Copy the listing lines below word for word. Begin at the line that contains "valid-label: VT: (4, 43, 23, 55)" and stop after the line that contains "value-label-ne: 14 (975, 307, 991, 321)".

→ **Data**
--- --- ---

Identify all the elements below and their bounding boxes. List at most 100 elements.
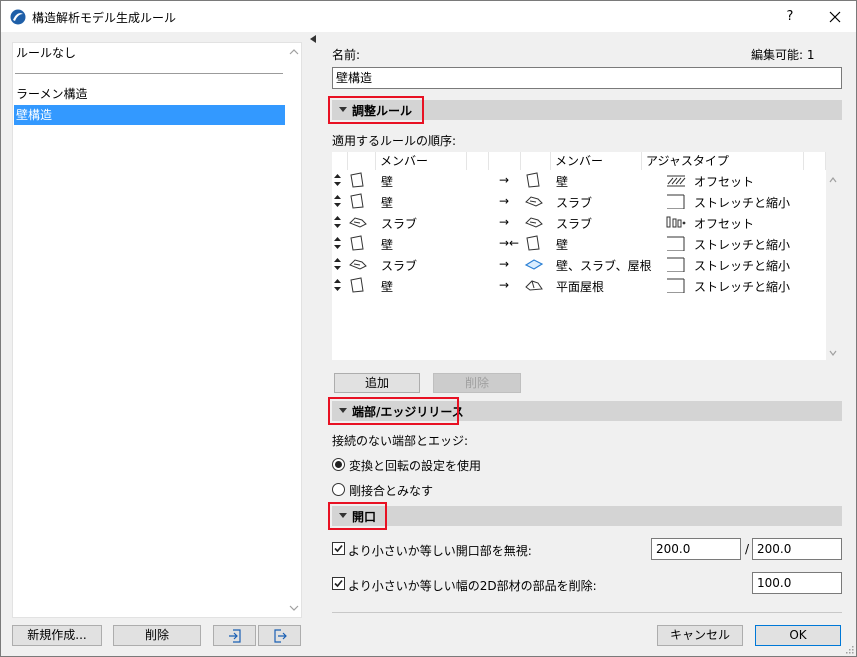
- collapse-arrow-icon[interactable]: [310, 35, 316, 43]
- bars-offset-icon: [666, 216, 686, 228]
- divider: [332, 612, 842, 613]
- resize-grip-icon[interactable]: [844, 644, 854, 654]
- col-header-member2[interactable]: メンバー: [551, 152, 642, 170]
- scroll-down-icon[interactable]: [829, 349, 837, 357]
- adjust-type-cell: ストレッチと縮小: [694, 259, 791, 273]
- multi-blue-icon: [524, 259, 544, 270]
- opening-width-field[interactable]: 200.0: [651, 538, 741, 560]
- check-icon: [334, 544, 343, 553]
- highlight-box: [328, 502, 387, 530]
- editable-count-label: 編集可能: 1: [751, 48, 815, 62]
- rule-row[interactable]: 壁 →← 壁 ストレッチと縮小: [332, 234, 826, 255]
- rule-row[interactable]: スラブ → 壁、スラブ、屋根 ストレッチと縮小: [332, 255, 826, 276]
- add-rule-button[interactable]: 追加: [334, 373, 420, 393]
- rule-row[interactable]: 壁 → スラブ ストレッチと縮小: [332, 192, 826, 213]
- wall-icon: [350, 235, 364, 251]
- arrow-cell: →: [499, 215, 510, 229]
- member1-cell: 壁: [381, 175, 394, 189]
- rule-row[interactable]: 壁 → 壁 オフセット: [332, 171, 826, 192]
- checkbox-ignore-openings[interactable]: [332, 542, 345, 555]
- remove-narrow-parts-label[interactable]: より小さいか等しい幅の2D部材の部品を削除:: [348, 577, 597, 594]
- col-header-blank2: [804, 152, 826, 170]
- export-icon: [273, 629, 287, 643]
- col-header-blank1: [467, 152, 489, 170]
- new-rule-button[interactable]: 新規作成...: [12, 625, 102, 646]
- stretch-icon: [667, 236, 685, 251]
- name-field[interactable]: 壁構造: [332, 67, 842, 89]
- member2-cell: スラブ: [556, 196, 593, 210]
- close-icon[interactable]: [817, 5, 853, 29]
- list-item-wall-structure[interactable]: 壁構造: [14, 105, 285, 125]
- stretch-icon: [667, 257, 685, 272]
- reorder-handle-icon[interactable]: [334, 216, 341, 228]
- list-item-frame-structure[interactable]: ラーメン構造: [14, 84, 285, 104]
- wall-icon: [350, 193, 364, 209]
- arrow-cell: →: [499, 257, 510, 271]
- radio-rigid[interactable]: [332, 483, 345, 496]
- col-header-adjust-type[interactable]: アジャスタイプ: [642, 152, 804, 170]
- adjust-type-cell: オフセット: [694, 175, 755, 189]
- member2-cell: スラブ: [556, 217, 593, 231]
- scroll-up-icon[interactable]: [289, 47, 299, 57]
- export-button[interactable]: [258, 625, 301, 646]
- radio-rigid-label[interactable]: 剛接合とみなす: [349, 482, 433, 499]
- cancel-button[interactable]: キャンセル: [657, 625, 743, 646]
- highlight-box: [328, 96, 424, 124]
- rule-list[interactable]: ルールなし ラーメン構造 壁構造: [12, 42, 302, 618]
- import-icon: [228, 629, 241, 643]
- member2-cell: 壁: [556, 238, 569, 252]
- member1-cell: スラブ: [381, 259, 418, 273]
- arrow-cell: →: [499, 173, 510, 187]
- radio-use-transform-label[interactable]: 変換と回転の設定を使用: [349, 457, 481, 474]
- col-header-icon2: [521, 152, 551, 170]
- reorder-handle-icon[interactable]: [334, 195, 341, 207]
- scroll-down-icon[interactable]: [289, 603, 299, 613]
- ignore-openings-label[interactable]: より小さいか等しい開口部を無視:: [348, 542, 532, 559]
- remove-rule-button[interactable]: 削除: [433, 373, 521, 393]
- name-label: 名前:: [332, 48, 361, 62]
- ok-button[interactable]: OK: [755, 625, 841, 646]
- member2-cell: 平面屋根: [556, 280, 605, 294]
- reorder-handle-icon[interactable]: [334, 258, 341, 270]
- checkbox-remove-narrow-parts[interactable]: [332, 577, 345, 590]
- scroll-up-icon[interactable]: [829, 176, 837, 184]
- section-openings[interactable]: 開口: [332, 506, 842, 526]
- roof-icon: [525, 280, 543, 291]
- adjust-type-cell: オフセット: [694, 217, 755, 231]
- import-button[interactable]: [213, 625, 256, 646]
- arrow-cell: →: [499, 194, 510, 208]
- reorder-handle-icon[interactable]: [334, 237, 341, 249]
- col-header-handle: [332, 152, 348, 170]
- col-header-arrow: [489, 152, 521, 170]
- help-button[interactable]: ?: [772, 5, 808, 29]
- member1-cell: 壁: [381, 238, 394, 252]
- rule-row[interactable]: スラブ → スラブ オフセット: [332, 213, 826, 234]
- narrow-width-field[interactable]: 100.0: [752, 572, 842, 594]
- member1-cell: 壁: [381, 280, 394, 294]
- arrow-cell: →: [499, 278, 510, 292]
- list-divider: [15, 73, 283, 74]
- rule-row[interactable]: 壁 → 平面屋根 ストレッチと縮小: [332, 276, 826, 297]
- wall-icon: [526, 172, 540, 188]
- free-ends-label: 接続のない端部とエッジ:: [332, 434, 469, 448]
- dialog-window: 構造解析モデル生成ルール ? ルールなし ラーメン構造 壁構造 新規作成... …: [0, 0, 857, 657]
- adjust-type-cell: ストレッチと縮小: [694, 196, 791, 210]
- member2-cell: 壁: [556, 175, 569, 189]
- member2-cell: 壁、スラブ、屋根: [556, 259, 652, 273]
- opening-height-field[interactable]: 200.0: [752, 538, 842, 560]
- col-header-member1[interactable]: メンバー: [376, 152, 467, 170]
- rules-table[interactable]: メンバー メンバー アジャスタイプ 壁 → 壁オフセット壁 → スラブ ストレッチと縮小ス…: [332, 152, 826, 360]
- slab-icon: [349, 217, 367, 228]
- order-label: 適用するルールの順序:: [332, 134, 457, 148]
- member1-cell: スラブ: [381, 217, 418, 231]
- reorder-handle-icon[interactable]: [334, 174, 341, 186]
- member1-cell: 壁: [381, 196, 394, 210]
- title-bar: 構造解析モデル生成ルール ?: [1, 1, 856, 32]
- stretch-icon: [667, 278, 685, 293]
- list-item-no-rule[interactable]: ルールなし: [14, 43, 285, 63]
- radio-use-transform[interactable]: [332, 458, 345, 471]
- delete-rule-button[interactable]: 削除: [113, 625, 201, 646]
- slab-icon: [525, 217, 543, 228]
- reorder-handle-icon[interactable]: [334, 279, 341, 291]
- arrow-cell: →←: [499, 236, 520, 250]
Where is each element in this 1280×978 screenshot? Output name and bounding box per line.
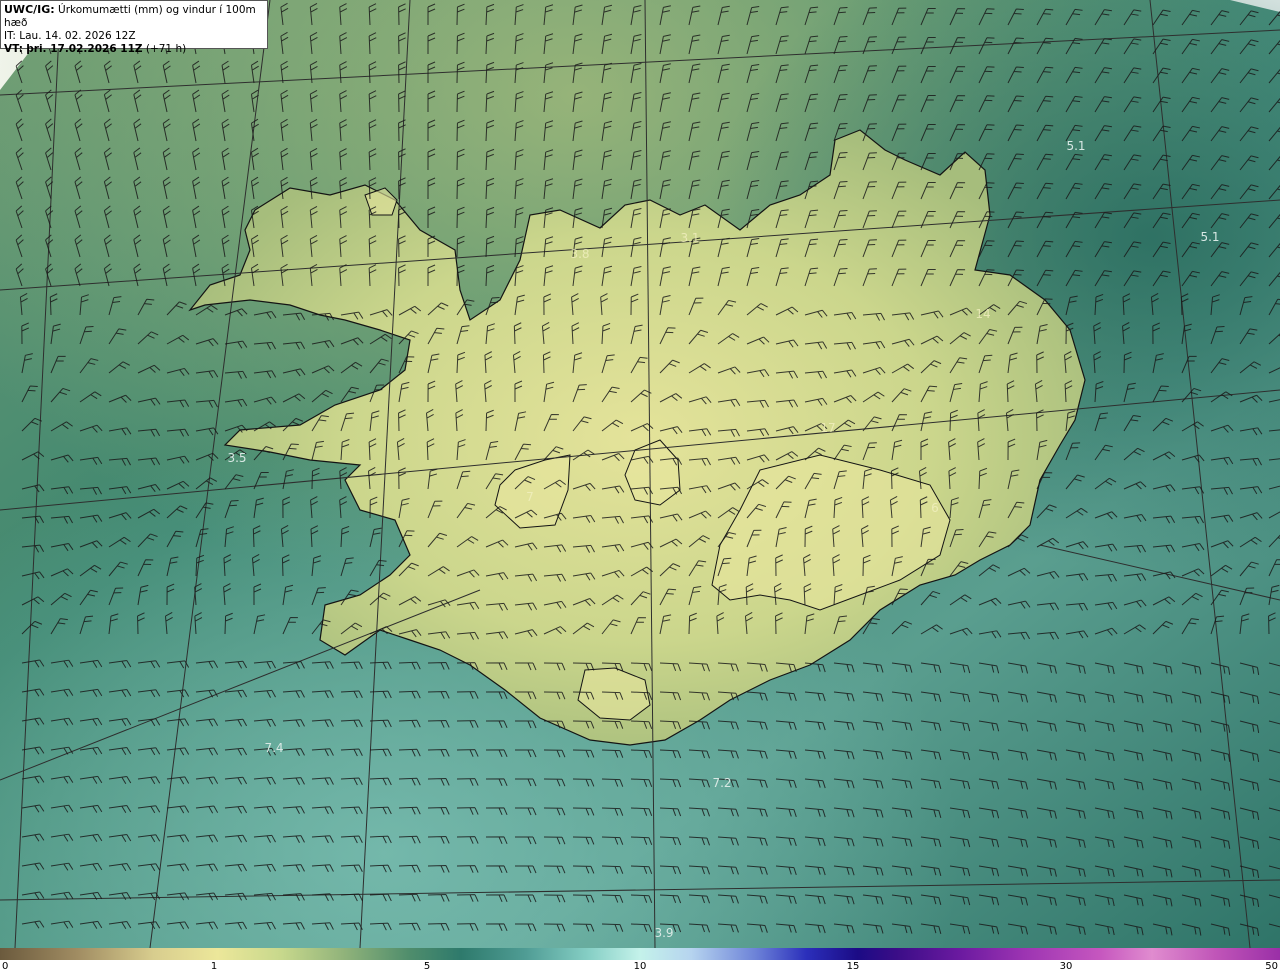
valid-label: VT: (4, 43, 23, 55)
precipitation-colorbar: 0 1 5 10 15 30 50 (0, 948, 1280, 978)
value-label-n: 3.1 (680, 231, 700, 245)
value-label-s: 7.2 (712, 776, 732, 790)
init-time: Lau. 14. 02. 2026 12Z (19, 30, 136, 42)
forecast-map: 5.1 5.1 3.8 3.1 14 17 3.5 7 6 7.4 7.2 3.… (0, 0, 1280, 948)
value-label-lang: 7 (526, 490, 534, 504)
value-label-e2: 5.1 (1200, 230, 1220, 244)
lead-time: (+71 h) (145, 43, 187, 55)
title-line: UWC/IG: Úrkomumætti (mm) og vindur í 100… (4, 3, 264, 30)
colorbar-tick-50: 50 (1265, 961, 1278, 972)
colorbar-tick-30: 30 (1059, 961, 1073, 972)
value-label-sw: 7.4 (264, 741, 284, 755)
model-code: UWC/IG: (4, 3, 55, 16)
colorbar-tick-15: 15 (846, 961, 860, 972)
value-label-nw: 3.8 (570, 247, 590, 261)
map-canvas (0, 0, 1280, 948)
map-info-box: UWC/IG: Úrkomumætti (mm) og vindur í 100… (0, 0, 268, 55)
colorbar-tick-1: 1 (210, 961, 218, 972)
valid-time: þri. 17.02.2026 11Z (26, 43, 143, 55)
value-label-ss: 3.9 (654, 926, 674, 940)
value-label-se: 6 (931, 501, 939, 515)
colorbar-tick-5: 5 (423, 961, 431, 972)
value-label-c: 17 (820, 421, 836, 435)
value-label-w: 3.5 (227, 451, 247, 465)
colorbar-strip (0, 948, 1280, 960)
value-label-ne: 14 (975, 307, 991, 321)
value-label-e1: 5.1 (1066, 139, 1086, 153)
init-time-line: IT: Lau. 14. 02. 2026 12Z (4, 30, 264, 43)
init-label: IT: (4, 30, 16, 42)
colorbar-tick-0: 0 (2, 961, 9, 972)
colorbar-tick-10: 10 (633, 961, 647, 972)
valid-time-line: VT: þri. 17.02.2026 11Z (+71 h) (4, 43, 264, 56)
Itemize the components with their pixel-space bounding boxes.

--- --- ---

→ **Response to the exercise**
valid-label: VT: (4, 43, 23, 55)
precipitation-colorbar: 0 1 5 10 15 30 50 (0, 948, 1280, 978)
value-label-n: 3.1 (680, 231, 700, 245)
value-label-s: 7.2 (712, 776, 732, 790)
init-time: Lau. 14. 02. 2026 12Z (19, 30, 136, 42)
forecast-map: 5.1 5.1 3.8 3.1 14 17 3.5 7 6 7.4 7.2 3.… (0, 0, 1280, 948)
value-label-lang: 7 (526, 490, 534, 504)
value-label-e2: 5.1 (1200, 230, 1220, 244)
lead-time: (+71 h) (145, 43, 187, 55)
title-line: UWC/IG: Úrkomumætti (mm) og vindur í 100… (4, 3, 264, 30)
colorbar-tick-50: 50 (1265, 961, 1278, 972)
colorbar-tick-30: 30 (1059, 961, 1073, 972)
value-label-sw: 7.4 (264, 741, 284, 755)
model-code: UWC/IG: (4, 3, 55, 16)
colorbar-tick-15: 15 (846, 961, 860, 972)
value-label-nw: 3.8 (570, 247, 590, 261)
map-canvas (0, 0, 1280, 948)
map-info-box: UWC/IG: Úrkomumætti (mm) og vindur í 100… (0, 0, 268, 55)
colorbar-tick-1: 1 (210, 961, 218, 972)
valid-time: þri. 17.02.2026 11Z (26, 43, 143, 55)
value-label-ss: 3.9 (654, 926, 674, 940)
value-label-se: 6 (931, 501, 939, 515)
colorbar-tick-5: 5 (423, 961, 431, 972)
value-label-c: 17 (820, 421, 836, 435)
value-label-w: 3.5 (227, 451, 247, 465)
colorbar-strip (0, 948, 1280, 960)
value-label-ne: 14 (975, 307, 991, 321)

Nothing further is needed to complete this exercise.